PROBLEM REQUIREMENTS = Exactly repeat all the records below, omitting the images they hold.

DATASET CONTENT =
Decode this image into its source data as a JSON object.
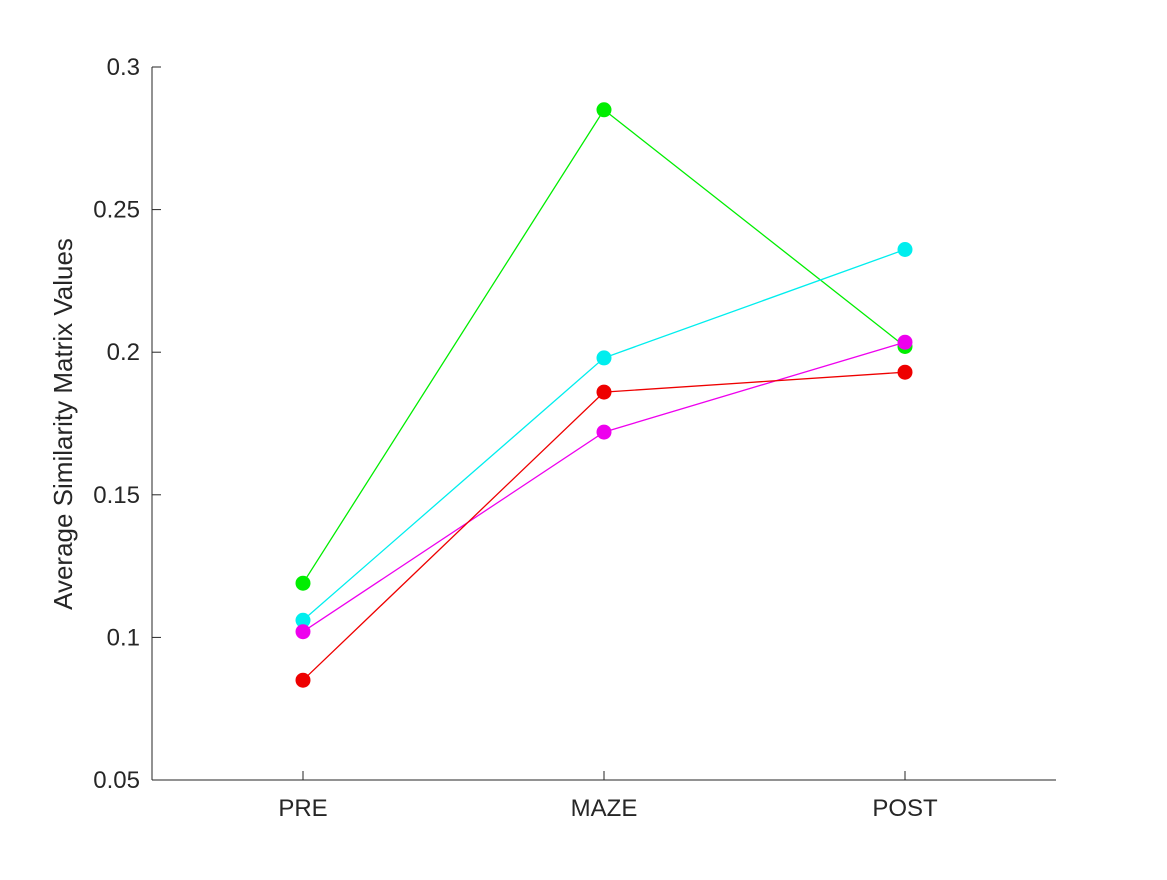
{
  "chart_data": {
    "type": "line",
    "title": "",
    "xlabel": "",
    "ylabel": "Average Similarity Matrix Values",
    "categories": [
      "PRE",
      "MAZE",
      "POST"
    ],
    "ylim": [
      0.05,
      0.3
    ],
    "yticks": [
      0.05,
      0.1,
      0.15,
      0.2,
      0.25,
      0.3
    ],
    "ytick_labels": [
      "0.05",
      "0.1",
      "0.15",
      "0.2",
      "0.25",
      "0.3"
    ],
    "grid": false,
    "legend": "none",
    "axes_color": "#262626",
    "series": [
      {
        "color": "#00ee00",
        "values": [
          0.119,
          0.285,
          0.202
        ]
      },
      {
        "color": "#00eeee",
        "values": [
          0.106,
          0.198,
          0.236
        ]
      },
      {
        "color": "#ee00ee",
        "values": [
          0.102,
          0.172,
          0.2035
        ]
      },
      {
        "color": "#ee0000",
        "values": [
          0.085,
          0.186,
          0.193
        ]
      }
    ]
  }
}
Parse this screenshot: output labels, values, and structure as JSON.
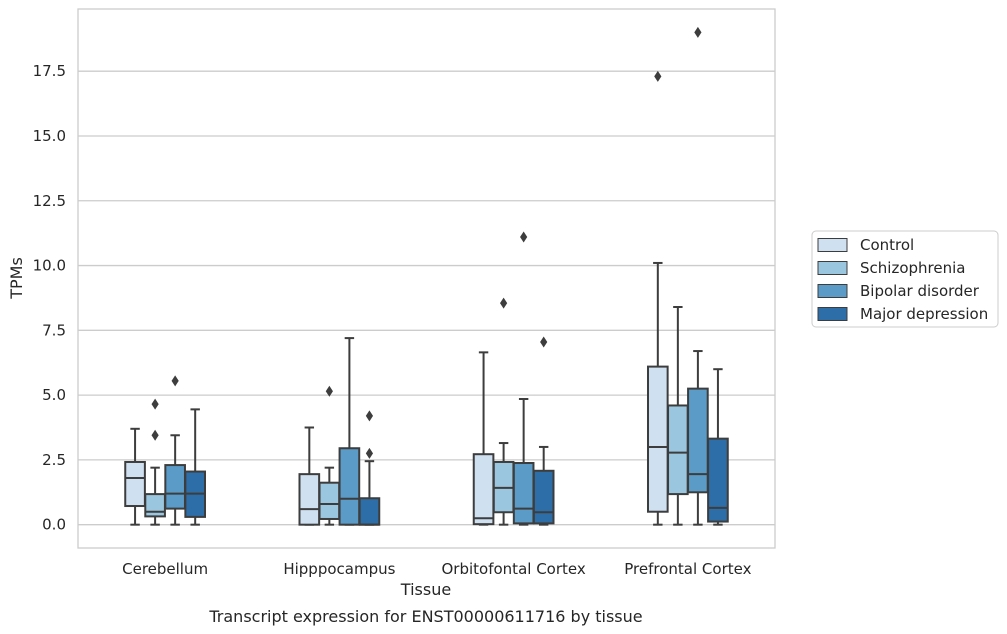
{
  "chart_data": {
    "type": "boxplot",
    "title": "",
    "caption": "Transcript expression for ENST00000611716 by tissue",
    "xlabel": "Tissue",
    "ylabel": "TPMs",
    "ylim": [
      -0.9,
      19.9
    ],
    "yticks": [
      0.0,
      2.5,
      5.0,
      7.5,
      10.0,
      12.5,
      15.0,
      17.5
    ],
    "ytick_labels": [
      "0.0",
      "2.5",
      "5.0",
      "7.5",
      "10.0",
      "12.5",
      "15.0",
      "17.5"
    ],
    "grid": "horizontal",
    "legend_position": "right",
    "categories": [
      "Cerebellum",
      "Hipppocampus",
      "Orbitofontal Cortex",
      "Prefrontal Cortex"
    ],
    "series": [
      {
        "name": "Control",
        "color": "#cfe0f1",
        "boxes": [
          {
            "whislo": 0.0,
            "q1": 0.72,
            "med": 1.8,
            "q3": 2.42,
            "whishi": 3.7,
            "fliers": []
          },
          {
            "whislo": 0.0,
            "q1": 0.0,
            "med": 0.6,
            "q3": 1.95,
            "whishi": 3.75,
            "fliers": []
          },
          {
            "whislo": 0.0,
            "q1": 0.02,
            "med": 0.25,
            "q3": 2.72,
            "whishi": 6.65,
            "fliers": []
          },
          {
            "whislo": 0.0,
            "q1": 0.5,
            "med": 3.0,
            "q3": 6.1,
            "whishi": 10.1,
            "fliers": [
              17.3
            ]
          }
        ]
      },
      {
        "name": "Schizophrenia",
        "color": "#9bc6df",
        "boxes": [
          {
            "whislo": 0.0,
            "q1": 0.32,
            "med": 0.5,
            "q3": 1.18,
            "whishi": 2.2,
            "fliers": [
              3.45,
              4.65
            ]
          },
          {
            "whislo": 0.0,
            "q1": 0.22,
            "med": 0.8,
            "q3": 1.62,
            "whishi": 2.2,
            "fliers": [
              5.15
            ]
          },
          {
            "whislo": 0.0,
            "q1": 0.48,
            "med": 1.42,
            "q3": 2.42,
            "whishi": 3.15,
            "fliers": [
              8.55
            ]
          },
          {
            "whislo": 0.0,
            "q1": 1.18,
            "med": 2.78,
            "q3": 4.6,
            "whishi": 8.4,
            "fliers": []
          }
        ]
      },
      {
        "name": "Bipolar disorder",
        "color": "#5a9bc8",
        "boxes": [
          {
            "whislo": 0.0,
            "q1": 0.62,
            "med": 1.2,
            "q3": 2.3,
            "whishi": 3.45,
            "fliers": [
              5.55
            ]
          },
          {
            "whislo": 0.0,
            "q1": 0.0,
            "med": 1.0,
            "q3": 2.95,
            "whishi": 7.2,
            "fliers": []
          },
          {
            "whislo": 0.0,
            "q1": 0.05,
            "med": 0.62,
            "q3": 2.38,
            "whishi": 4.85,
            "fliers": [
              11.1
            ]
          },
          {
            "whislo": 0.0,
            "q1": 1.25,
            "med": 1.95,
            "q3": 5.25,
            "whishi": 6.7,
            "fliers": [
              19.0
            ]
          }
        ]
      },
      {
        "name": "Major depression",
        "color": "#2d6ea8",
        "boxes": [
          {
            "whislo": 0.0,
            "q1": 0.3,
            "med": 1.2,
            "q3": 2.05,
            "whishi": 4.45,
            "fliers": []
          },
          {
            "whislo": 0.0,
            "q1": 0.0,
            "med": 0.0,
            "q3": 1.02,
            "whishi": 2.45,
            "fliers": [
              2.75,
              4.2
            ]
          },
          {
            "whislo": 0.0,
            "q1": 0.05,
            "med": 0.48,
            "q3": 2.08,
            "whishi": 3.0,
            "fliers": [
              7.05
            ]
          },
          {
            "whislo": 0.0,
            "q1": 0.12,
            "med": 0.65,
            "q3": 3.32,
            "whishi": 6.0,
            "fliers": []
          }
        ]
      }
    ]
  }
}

RESPONSE =
Decode this image into its source data as a JSON object.
{
  "chart_data": {
    "type": "line",
    "title": "",
    "xlabel": "",
    "ylabel": "Average Similarity Matrix Values",
    "categories": [
      "PRE",
      "MAZE",
      "POST"
    ],
    "ylim": [
      0.05,
      0.3
    ],
    "yticks": [
      0.05,
      0.1,
      0.15,
      0.2,
      0.25,
      0.3
    ],
    "ytick_labels": [
      "0.05",
      "0.1",
      "0.15",
      "0.2",
      "0.25",
      "0.3"
    ],
    "grid": false,
    "legend": "none",
    "axes_color": "#262626",
    "series": [
      {
        "color": "#00ee00",
        "values": [
          0.119,
          0.285,
          0.202
        ]
      },
      {
        "color": "#00eeee",
        "values": [
          0.106,
          0.198,
          0.236
        ]
      },
      {
        "color": "#ee00ee",
        "values": [
          0.102,
          0.172,
          0.2035
        ]
      },
      {
        "color": "#ee0000",
        "values": [
          0.085,
          0.186,
          0.193
        ]
      }
    ]
  }
}
Parse this screenshot: output labels, values, and structure as JSON.
{
  "chart_data": {
    "type": "boxplot",
    "title": "",
    "caption": "Transcript expression for ENST00000611716 by tissue",
    "xlabel": "Tissue",
    "ylabel": "TPMs",
    "ylim": [
      -0.9,
      19.9
    ],
    "yticks": [
      0.0,
      2.5,
      5.0,
      7.5,
      10.0,
      12.5,
      15.0,
      17.5
    ],
    "ytick_labels": [
      "0.0",
      "2.5",
      "5.0",
      "7.5",
      "10.0",
      "12.5",
      "15.0",
      "17.5"
    ],
    "grid": "horizontal",
    "legend_position": "right",
    "categories": [
      "Cerebellum",
      "Hipppocampus",
      "Orbitofontal Cortex",
      "Prefrontal Cortex"
    ],
    "series": [
      {
        "name": "Control",
        "color": "#cfe0f1",
        "boxes": [
          {
            "whislo": 0.0,
            "q1": 0.72,
            "med": 1.8,
            "q3": 2.42,
            "whishi": 3.7,
            "fliers": []
          },
          {
            "whislo": 0.0,
            "q1": 0.0,
            "med": 0.6,
            "q3": 1.95,
            "whishi": 3.75,
            "fliers": []
          },
          {
            "whislo": 0.0,
            "q1": 0.02,
            "med": 0.25,
            "q3": 2.72,
            "whishi": 6.65,
            "fliers": []
          },
          {
            "whislo": 0.0,
            "q1": 0.5,
            "med": 3.0,
            "q3": 6.1,
            "whishi": 10.1,
            "fliers": [
              17.3
            ]
          }
        ]
      },
      {
        "name": "Schizophrenia",
        "color": "#9bc6df",
        "boxes": [
          {
            "whislo": 0.0,
            "q1": 0.32,
            "med": 0.5,
            "q3": 1.18,
            "whishi": 2.2,
            "fliers": [
              3.45,
              4.65
            ]
          },
          {
            "whislo": 0.0,
            "q1": 0.22,
            "med": 0.8,
            "q3": 1.62,
            "whishi": 2.2,
            "fliers": [
              5.15
            ]
          },
          {
            "whislo": 0.0,
            "q1": 0.48,
            "med": 1.42,
            "q3": 2.42,
            "whishi": 3.15,
            "fliers": [
              8.55
            ]
          },
          {
            "whislo": 0.0,
            "q1": 1.18,
            "med": 2.78,
            "q3": 4.6,
            "whishi": 8.4,
            "fliers": []
          }
        ]
      },
      {
        "name": "Bipolar disorder",
        "color": "#5a9bc8",
        "boxes": [
          {
            "whislo": 0.0,
            "q1": 0.62,
            "med": 1.2,
            "q3": 2.3,
            "whishi": 3.45,
            "fliers": [
              5.55
            ]
          },
          {
            "whislo": 0.0,
            "q1": 0.0,
            "med": 1.0,
            "q3": 2.95,
            "whishi": 7.2,
            "fliers": []
          },
          {
            "whislo": 0.0,
            "q1": 0.05,
            "med": 0.62,
            "q3": 2.38,
            "whishi": 4.85,
            "fliers": [
              11.1
            ]
          },
          {
            "whislo": 0.0,
            "q1": 1.25,
            "med": 1.95,
            "q3": 5.25,
            "whishi": 6.7,
            "fliers": [
              19.0
            ]
          }
        ]
      },
      {
        "name": "Major depression",
        "color": "#2d6ea8",
        "boxes": [
          {
            "whislo": 0.0,
            "q1": 0.3,
            "med": 1.2,
            "q3": 2.05,
            "whishi": 4.45,
            "fliers": []
          },
          {
            "whislo": 0.0,
            "q1": 0.0,
            "med": 0.0,
            "q3": 1.02,
            "whishi": 2.45,
            "fliers": [
              2.75,
              4.2
            ]
          },
          {
            "whislo": 0.0,
            "q1": 0.05,
            "med": 0.48,
            "q3": 2.08,
            "whishi": 3.0,
            "fliers": [
              7.05
            ]
          },
          {
            "whislo": 0.0,
            "q1": 0.12,
            "med": 0.65,
            "q3": 3.32,
            "whishi": 6.0,
            "fliers": []
          }
        ]
      }
    ]
  }
}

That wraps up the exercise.